* [Exercise aim]: Lift every line from the entries that includes the word "document".

* [Material for this task]:
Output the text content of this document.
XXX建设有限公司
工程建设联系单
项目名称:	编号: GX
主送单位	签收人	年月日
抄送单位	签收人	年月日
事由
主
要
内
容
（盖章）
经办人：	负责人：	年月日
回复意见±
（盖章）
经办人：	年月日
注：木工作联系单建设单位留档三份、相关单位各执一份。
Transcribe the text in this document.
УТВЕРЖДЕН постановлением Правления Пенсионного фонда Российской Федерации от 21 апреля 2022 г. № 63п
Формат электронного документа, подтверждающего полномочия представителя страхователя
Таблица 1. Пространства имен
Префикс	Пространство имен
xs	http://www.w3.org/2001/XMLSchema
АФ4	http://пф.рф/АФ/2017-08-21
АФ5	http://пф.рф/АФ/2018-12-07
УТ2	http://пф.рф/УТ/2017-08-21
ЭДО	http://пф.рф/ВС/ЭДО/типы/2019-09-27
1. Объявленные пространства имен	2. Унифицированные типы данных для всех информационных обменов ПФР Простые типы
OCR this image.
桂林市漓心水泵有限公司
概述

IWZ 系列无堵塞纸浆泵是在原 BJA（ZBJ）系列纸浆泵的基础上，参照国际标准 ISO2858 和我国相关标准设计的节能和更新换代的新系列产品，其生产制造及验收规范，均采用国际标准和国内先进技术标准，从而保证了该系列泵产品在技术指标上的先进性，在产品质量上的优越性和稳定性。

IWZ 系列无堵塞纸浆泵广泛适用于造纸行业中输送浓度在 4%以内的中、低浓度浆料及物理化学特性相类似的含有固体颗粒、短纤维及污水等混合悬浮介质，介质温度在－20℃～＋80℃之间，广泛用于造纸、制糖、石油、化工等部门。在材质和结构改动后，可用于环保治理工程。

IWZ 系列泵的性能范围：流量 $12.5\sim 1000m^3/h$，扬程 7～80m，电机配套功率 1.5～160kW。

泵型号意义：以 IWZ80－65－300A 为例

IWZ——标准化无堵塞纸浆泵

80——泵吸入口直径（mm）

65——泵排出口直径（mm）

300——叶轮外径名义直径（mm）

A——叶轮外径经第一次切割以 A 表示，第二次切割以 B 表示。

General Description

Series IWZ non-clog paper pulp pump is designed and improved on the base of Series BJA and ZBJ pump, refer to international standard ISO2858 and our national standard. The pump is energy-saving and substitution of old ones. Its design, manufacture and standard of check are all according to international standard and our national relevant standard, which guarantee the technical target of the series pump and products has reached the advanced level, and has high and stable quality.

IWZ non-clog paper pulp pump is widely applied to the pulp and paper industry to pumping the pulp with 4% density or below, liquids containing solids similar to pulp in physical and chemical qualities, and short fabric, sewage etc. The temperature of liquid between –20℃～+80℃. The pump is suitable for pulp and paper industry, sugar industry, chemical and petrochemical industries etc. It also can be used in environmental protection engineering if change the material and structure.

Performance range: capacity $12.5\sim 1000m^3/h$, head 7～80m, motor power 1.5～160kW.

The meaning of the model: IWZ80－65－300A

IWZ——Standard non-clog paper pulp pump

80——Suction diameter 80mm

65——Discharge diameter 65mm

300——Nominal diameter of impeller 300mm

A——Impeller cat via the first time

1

* [Solution]:
Output the text content of this document.
Transcribe the text in this document.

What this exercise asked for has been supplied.